● **Direction**:
The entries below are to be transcribed in full, without their images.

● **Records supplied**:
········
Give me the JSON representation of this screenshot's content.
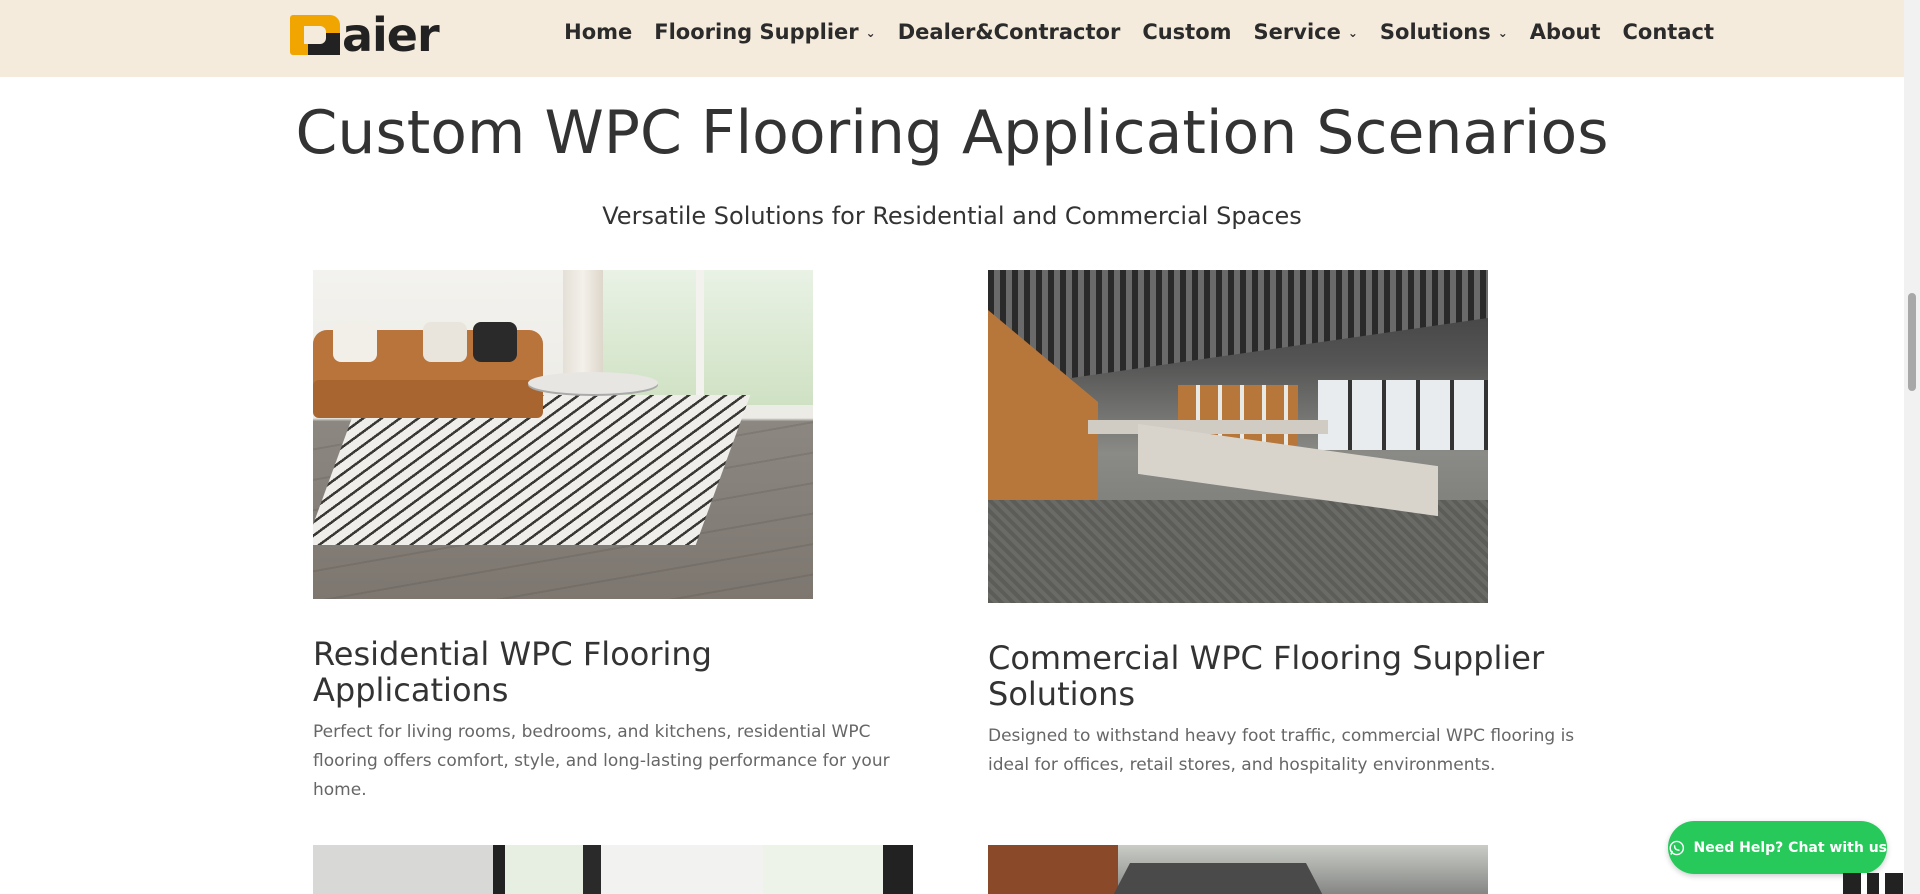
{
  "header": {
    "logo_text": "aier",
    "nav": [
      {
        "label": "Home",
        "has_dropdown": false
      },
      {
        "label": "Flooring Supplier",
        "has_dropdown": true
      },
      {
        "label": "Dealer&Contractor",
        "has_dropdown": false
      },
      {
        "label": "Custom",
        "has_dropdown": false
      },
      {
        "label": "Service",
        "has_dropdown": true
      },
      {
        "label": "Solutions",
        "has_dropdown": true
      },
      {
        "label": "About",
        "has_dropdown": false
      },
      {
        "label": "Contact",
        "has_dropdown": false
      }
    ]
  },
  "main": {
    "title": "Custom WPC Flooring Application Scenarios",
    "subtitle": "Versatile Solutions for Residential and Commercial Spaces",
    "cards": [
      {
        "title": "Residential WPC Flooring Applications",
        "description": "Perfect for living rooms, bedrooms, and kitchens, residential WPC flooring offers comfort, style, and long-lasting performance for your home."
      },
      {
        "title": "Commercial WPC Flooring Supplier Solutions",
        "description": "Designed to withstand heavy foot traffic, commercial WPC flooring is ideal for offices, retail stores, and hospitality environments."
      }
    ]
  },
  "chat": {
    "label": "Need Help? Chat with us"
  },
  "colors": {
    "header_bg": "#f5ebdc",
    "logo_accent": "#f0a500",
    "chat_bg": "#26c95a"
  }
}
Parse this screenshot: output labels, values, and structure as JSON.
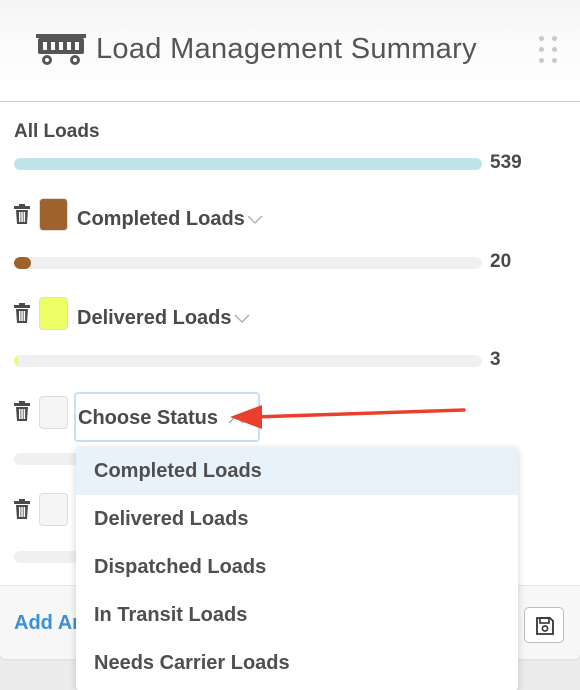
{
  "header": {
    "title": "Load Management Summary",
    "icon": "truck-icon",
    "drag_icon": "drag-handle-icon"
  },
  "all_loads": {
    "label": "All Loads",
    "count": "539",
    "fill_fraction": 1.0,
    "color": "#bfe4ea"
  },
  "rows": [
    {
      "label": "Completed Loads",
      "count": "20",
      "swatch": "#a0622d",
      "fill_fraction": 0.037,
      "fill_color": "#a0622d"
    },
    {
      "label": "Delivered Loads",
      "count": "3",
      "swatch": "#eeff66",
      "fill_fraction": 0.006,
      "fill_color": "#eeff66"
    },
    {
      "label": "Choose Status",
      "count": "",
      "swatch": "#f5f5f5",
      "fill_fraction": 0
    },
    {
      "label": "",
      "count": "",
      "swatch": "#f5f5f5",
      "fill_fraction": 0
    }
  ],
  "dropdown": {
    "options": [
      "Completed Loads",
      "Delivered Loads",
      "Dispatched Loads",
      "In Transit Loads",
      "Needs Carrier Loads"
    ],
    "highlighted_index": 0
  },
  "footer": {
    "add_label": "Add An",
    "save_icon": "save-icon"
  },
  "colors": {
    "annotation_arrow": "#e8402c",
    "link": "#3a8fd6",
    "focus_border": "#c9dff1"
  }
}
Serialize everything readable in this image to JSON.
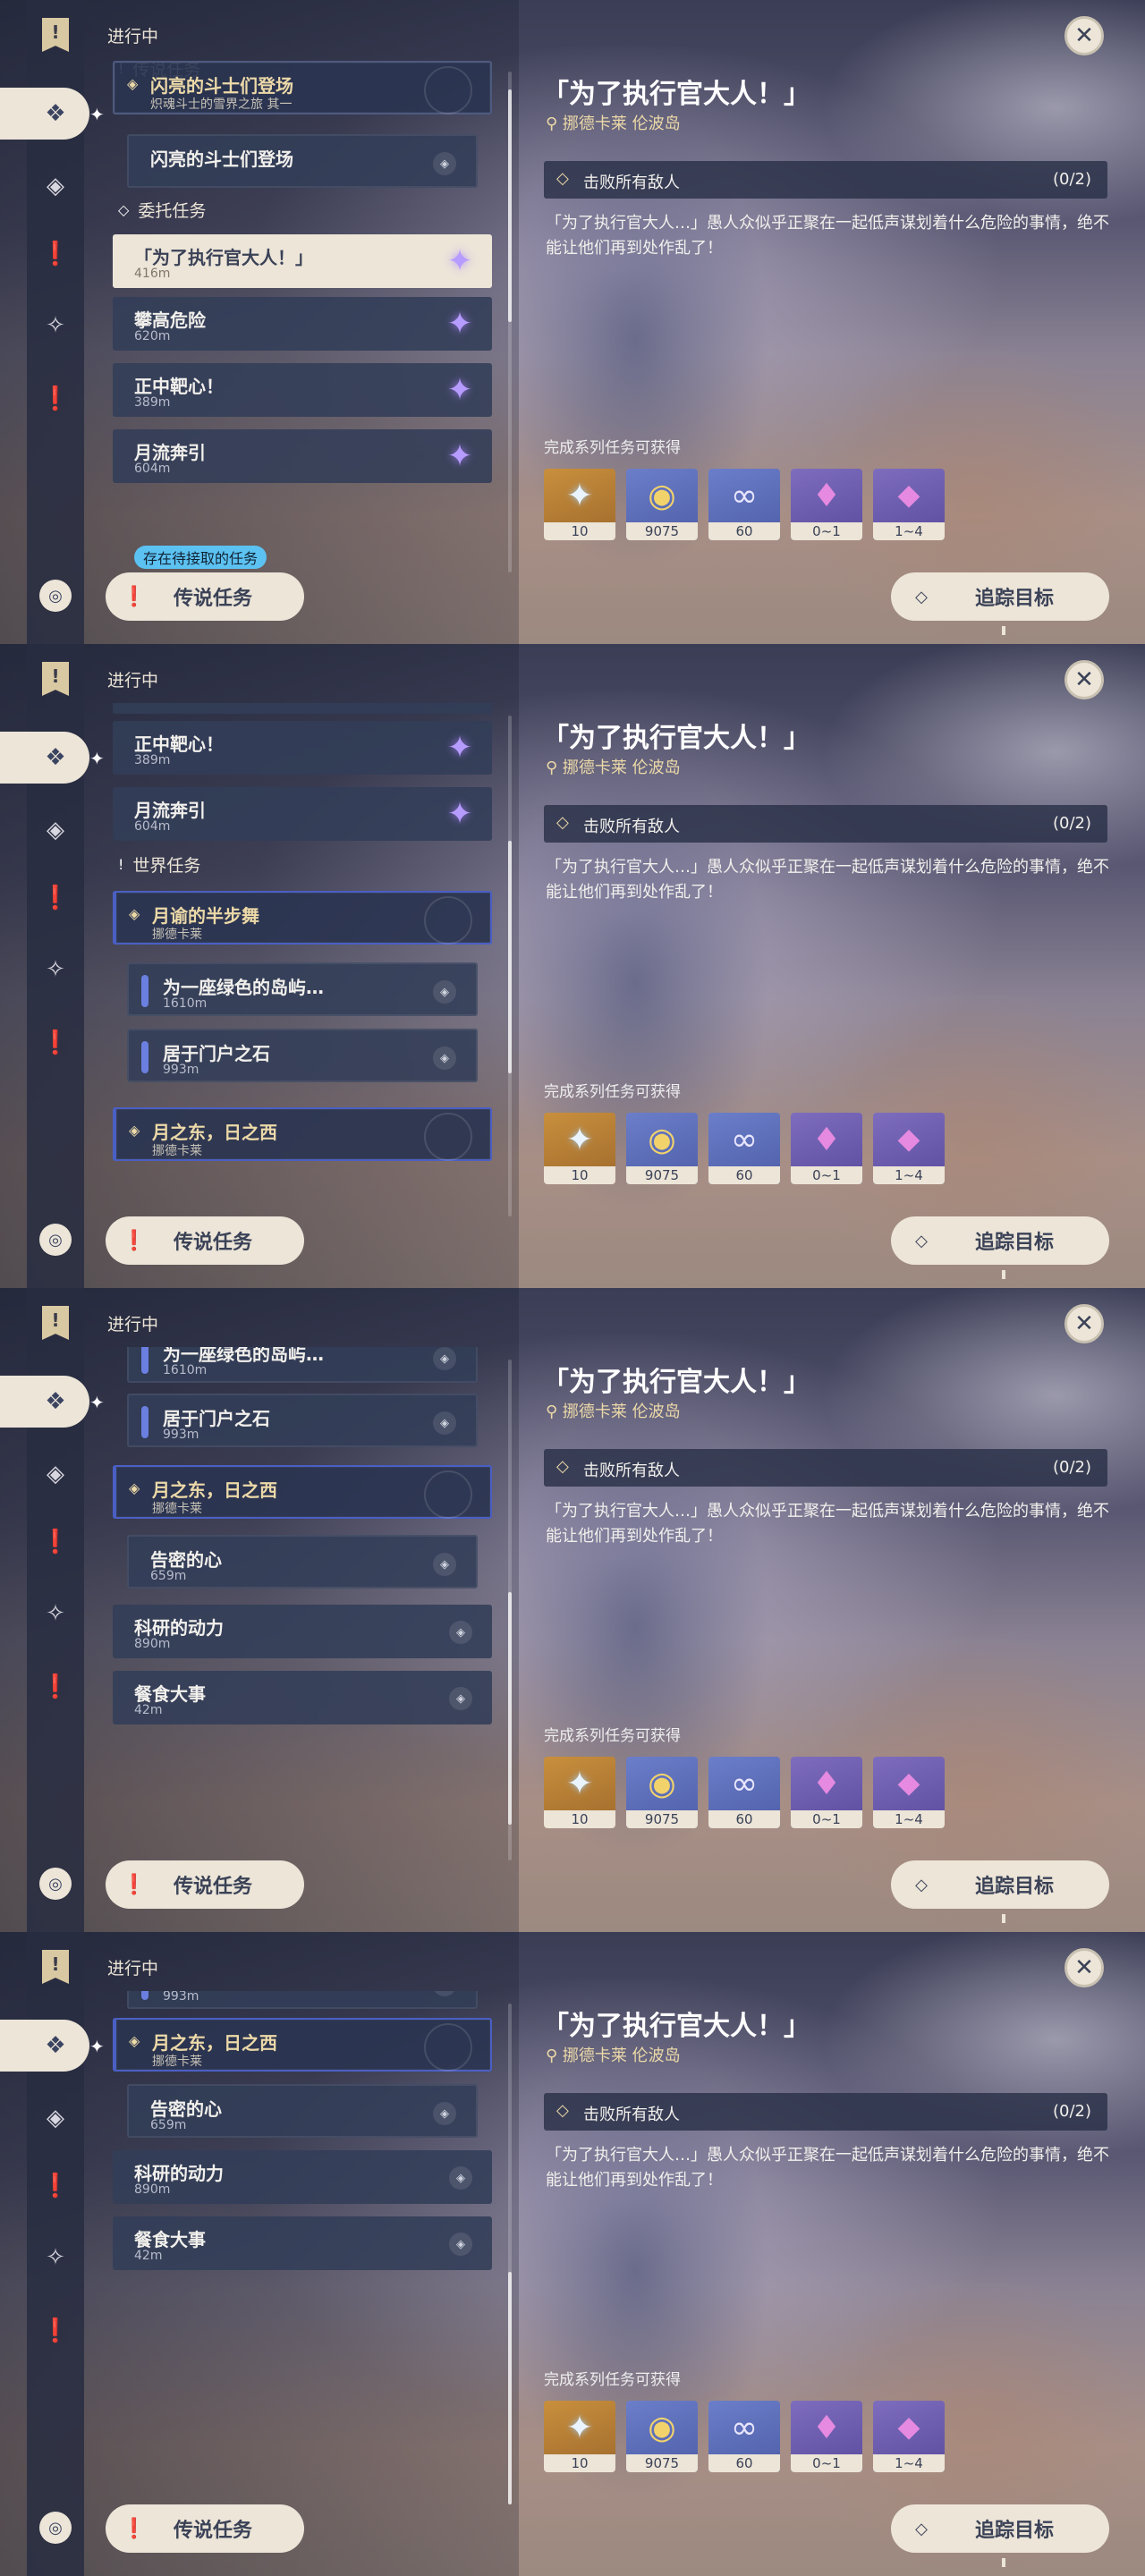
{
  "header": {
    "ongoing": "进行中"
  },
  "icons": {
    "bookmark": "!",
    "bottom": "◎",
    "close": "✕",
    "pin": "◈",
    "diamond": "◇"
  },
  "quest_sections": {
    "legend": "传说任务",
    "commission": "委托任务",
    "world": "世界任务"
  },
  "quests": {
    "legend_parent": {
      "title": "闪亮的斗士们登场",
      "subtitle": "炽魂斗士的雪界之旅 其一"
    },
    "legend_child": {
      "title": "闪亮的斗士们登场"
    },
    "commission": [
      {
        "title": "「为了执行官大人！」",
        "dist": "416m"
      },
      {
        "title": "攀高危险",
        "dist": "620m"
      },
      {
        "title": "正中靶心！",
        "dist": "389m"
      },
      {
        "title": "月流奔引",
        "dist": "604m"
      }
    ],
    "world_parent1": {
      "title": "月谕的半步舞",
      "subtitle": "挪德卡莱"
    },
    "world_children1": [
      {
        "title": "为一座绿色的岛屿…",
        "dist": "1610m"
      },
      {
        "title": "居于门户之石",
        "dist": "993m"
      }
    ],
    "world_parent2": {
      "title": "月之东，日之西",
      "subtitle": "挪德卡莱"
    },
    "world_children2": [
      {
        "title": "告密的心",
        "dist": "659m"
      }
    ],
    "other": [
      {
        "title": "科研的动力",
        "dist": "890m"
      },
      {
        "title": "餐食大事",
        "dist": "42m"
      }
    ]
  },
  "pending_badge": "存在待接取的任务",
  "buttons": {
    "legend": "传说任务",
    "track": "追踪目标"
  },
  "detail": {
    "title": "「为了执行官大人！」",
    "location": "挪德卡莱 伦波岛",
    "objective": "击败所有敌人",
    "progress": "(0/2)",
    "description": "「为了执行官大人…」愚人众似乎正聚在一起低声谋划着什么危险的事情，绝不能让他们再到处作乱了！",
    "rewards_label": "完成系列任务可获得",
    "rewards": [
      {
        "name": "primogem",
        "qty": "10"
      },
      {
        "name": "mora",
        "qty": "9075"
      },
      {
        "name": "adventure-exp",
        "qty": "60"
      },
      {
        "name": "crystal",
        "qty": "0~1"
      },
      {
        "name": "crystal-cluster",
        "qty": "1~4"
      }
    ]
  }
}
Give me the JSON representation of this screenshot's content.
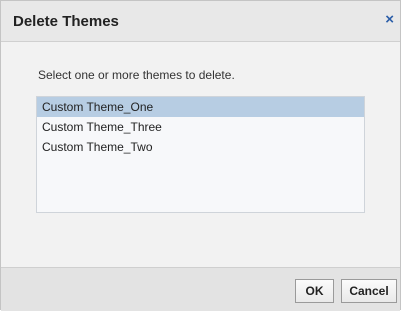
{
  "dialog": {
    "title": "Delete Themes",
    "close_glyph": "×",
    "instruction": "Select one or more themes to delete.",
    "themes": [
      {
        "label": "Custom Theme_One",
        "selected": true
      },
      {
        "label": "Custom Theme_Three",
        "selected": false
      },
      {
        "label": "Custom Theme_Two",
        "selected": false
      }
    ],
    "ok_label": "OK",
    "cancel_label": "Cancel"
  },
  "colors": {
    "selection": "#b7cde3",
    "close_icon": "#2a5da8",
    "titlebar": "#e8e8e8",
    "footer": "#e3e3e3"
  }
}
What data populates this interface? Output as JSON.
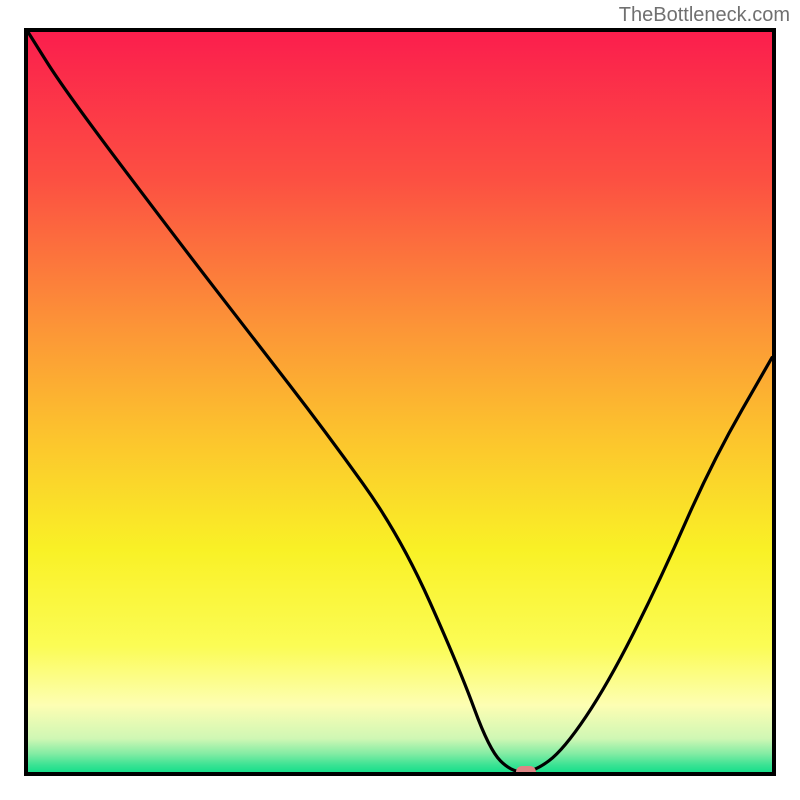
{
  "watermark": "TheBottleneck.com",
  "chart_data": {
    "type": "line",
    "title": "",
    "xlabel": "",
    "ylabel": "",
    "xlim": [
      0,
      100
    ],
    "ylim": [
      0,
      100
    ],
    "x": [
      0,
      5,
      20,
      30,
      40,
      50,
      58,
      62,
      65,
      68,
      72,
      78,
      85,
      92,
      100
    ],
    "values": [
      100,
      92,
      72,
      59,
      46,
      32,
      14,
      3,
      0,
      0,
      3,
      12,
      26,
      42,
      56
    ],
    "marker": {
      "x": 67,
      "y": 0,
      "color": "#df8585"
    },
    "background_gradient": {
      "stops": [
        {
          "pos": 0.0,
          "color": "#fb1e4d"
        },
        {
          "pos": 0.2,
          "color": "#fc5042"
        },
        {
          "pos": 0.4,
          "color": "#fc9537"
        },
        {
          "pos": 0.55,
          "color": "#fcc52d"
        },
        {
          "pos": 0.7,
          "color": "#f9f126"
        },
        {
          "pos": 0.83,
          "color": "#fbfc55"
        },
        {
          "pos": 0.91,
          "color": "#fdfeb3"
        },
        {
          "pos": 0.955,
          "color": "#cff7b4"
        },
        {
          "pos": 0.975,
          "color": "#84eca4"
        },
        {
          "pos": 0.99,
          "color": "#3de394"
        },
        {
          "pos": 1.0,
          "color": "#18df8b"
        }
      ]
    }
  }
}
········
● **Result for this exercise**:
Give me the JSON representation of this screenshot's content.
{
  "header": {
    "logo_text": "aier",
    "nav": [
      {
        "label": "Home",
        "has_dropdown": false
      },
      {
        "label": "Flooring Supplier",
        "has_dropdown": true
      },
      {
        "label": "Dealer&Contractor",
        "has_dropdown": false
      },
      {
        "label": "Custom",
        "has_dropdown": false
      },
      {
        "label": "Service",
        "has_dropdown": true
      },
      {
        "label": "Solutions",
        "has_dropdown": true
      },
      {
        "label": "About",
        "has_dropdown": false
      },
      {
        "label": "Contact",
        "has_dropdown": false
      }
    ]
  },
  "main": {
    "title": "Custom WPC Flooring Application Scenarios",
    "subtitle": "Versatile Solutions for Residential and Commercial Spaces",
    "cards": [
      {
        "title": "Residential WPC Flooring Applications",
        "description": "Perfect for living rooms, bedrooms, and kitchens, residential WPC flooring offers comfort, style, and long-lasting performance for your home."
      },
      {
        "title": "Commercial WPC Flooring Supplier Solutions",
        "description": "Designed to withstand heavy foot traffic, commercial WPC flooring is ideal for offices, retail stores, and hospitality environments."
      }
    ]
  },
  "chat": {
    "label": "Need Help? Chat with us"
  },
  "colors": {
    "header_bg": "#f5ebdc",
    "logo_accent": "#f0a500",
    "chat_bg": "#26c95a"
  }
}
Parse this screenshot: output labels, values, and structure as JSON.
{
  "header": {
    "title": "Load Management Summary",
    "icon": "truck-icon",
    "drag_icon": "drag-handle-icon"
  },
  "all_loads": {
    "label": "All Loads",
    "count": "539",
    "fill_fraction": 1.0,
    "color": "#bfe4ea"
  },
  "rows": [
    {
      "label": "Completed Loads",
      "count": "20",
      "swatch": "#a0622d",
      "fill_fraction": 0.037,
      "fill_color": "#a0622d"
    },
    {
      "label": "Delivered Loads",
      "count": "3",
      "swatch": "#eeff66",
      "fill_fraction": 0.006,
      "fill_color": "#eeff66"
    },
    {
      "label": "Choose Status",
      "count": "",
      "swatch": "#f5f5f5",
      "fill_fraction": 0
    },
    {
      "label": "",
      "count": "",
      "swatch": "#f5f5f5",
      "fill_fraction": 0
    }
  ],
  "dropdown": {
    "options": [
      "Completed Loads",
      "Delivered Loads",
      "Dispatched Loads",
      "In Transit Loads",
      "Needs Carrier Loads"
    ],
    "highlighted_index": 0
  },
  "footer": {
    "add_label": "Add An",
    "save_icon": "save-icon"
  },
  "colors": {
    "annotation_arrow": "#e8402c",
    "link": "#3a8fd6",
    "focus_border": "#c9dff1"
  }
}
Serialize everything readable in this image to JSON.
{
  "header": {
    "ongoing": "进行中"
  },
  "icons": {
    "bookmark": "!",
    "bottom": "◎",
    "close": "✕",
    "pin": "◈",
    "diamond": "◇"
  },
  "quest_sections": {
    "legend": "传说任务",
    "commission": "委托任务",
    "world": "世界任务"
  },
  "quests": {
    "legend_parent": {
      "title": "闪亮的斗士们登场",
      "subtitle": "炽魂斗士的雪界之旅 其一"
    },
    "legend_child": {
      "title": "闪亮的斗士们登场"
    },
    "commission": [
      {
        "title": "「为了执行官大人！」",
        "dist": "416m"
      },
      {
        "title": "攀高危险",
        "dist": "620m"
      },
      {
        "title": "正中靶心！",
        "dist": "389m"
      },
      {
        "title": "月流奔引",
        "dist": "604m"
      }
    ],
    "world_parent1": {
      "title": "月谕的半步舞",
      "subtitle": "挪德卡莱"
    },
    "world_children1": [
      {
        "title": "为一座绿色的岛屿…",
        "dist": "1610m"
      },
      {
        "title": "居于门户之石",
        "dist": "993m"
      }
    ],
    "world_parent2": {
      "title": "月之东，日之西",
      "subtitle": "挪德卡莱"
    },
    "world_children2": [
      {
        "title": "告密的心",
        "dist": "659m"
      }
    ],
    "other": [
      {
        "title": "科研的动力",
        "dist": "890m"
      },
      {
        "title": "餐食大事",
        "dist": "42m"
      }
    ]
  },
  "pending_badge": "存在待接取的任务",
  "buttons": {
    "legend": "传说任务",
    "track": "追踪目标"
  },
  "detail": {
    "title": "「为了执行官大人！」",
    "location": "挪德卡莱 伦波岛",
    "objective": "击败所有敌人",
    "progress": "(0/2)",
    "description": "「为了执行官大人…」愚人众似乎正聚在一起低声谋划着什么危险的事情，绝不能让他们再到处作乱了！",
    "rewards_label": "完成系列任务可获得",
    "rewards": [
      {
        "name": "primogem",
        "qty": "10"
      },
      {
        "name": "mora",
        "qty": "9075"
      },
      {
        "name": "adventure-exp",
        "qty": "60"
      },
      {
        "name": "crystal",
        "qty": "0~1"
      },
      {
        "name": "crystal-cluster",
        "qty": "1~4"
      }
    ]
  }
}
Give me the JSON representation of this screenshot's content.
{
  "dialog": {
    "title": "Delete Themes",
    "close_glyph": "×",
    "instruction": "Select one or more themes to delete.",
    "themes": [
      {
        "label": "Custom Theme_One",
        "selected": true
      },
      {
        "label": "Custom Theme_Three",
        "selected": false
      },
      {
        "label": "Custom Theme_Two",
        "selected": false
      }
    ],
    "ok_label": "OK",
    "cancel_label": "Cancel"
  },
  "colors": {
    "selection": "#b7cde3",
    "close_icon": "#2a5da8",
    "titlebar": "#e8e8e8",
    "footer": "#e3e3e3"
  }
}
What data populates this interface? Output as JSON.
{
  "watermark": "TheBottleneck.com",
  "chart_data": {
    "type": "line",
    "title": "",
    "xlabel": "",
    "ylabel": "",
    "xlim": [
      0,
      100
    ],
    "ylim": [
      0,
      100
    ],
    "x": [
      0,
      5,
      20,
      30,
      40,
      50,
      58,
      62,
      65,
      68,
      72,
      78,
      85,
      92,
      100
    ],
    "values": [
      100,
      92,
      72,
      59,
      46,
      32,
      14,
      3,
      0,
      0,
      3,
      12,
      26,
      42,
      56
    ],
    "marker": {
      "x": 67,
      "y": 0,
      "color": "#df8585"
    },
    "background_gradient": {
      "stops": [
        {
          "pos": 0.0,
          "color": "#fb1e4d"
        },
        {
          "pos": 0.2,
          "color": "#fc5042"
        },
        {
          "pos": 0.4,
          "color": "#fc9537"
        },
        {
          "pos": 0.55,
          "color": "#fcc52d"
        },
        {
          "pos": 0.7,
          "color": "#f9f126"
        },
        {
          "pos": 0.83,
          "color": "#fbfc55"
        },
        {
          "pos": 0.91,
          "color": "#fdfeb3"
        },
        {
          "pos": 0.955,
          "color": "#cff7b4"
        },
        {
          "pos": 0.975,
          "color": "#84eca4"
        },
        {
          "pos": 0.99,
          "color": "#3de394"
        },
        {
          "pos": 1.0,
          "color": "#18df8b"
        }
      ]
    }
  }
}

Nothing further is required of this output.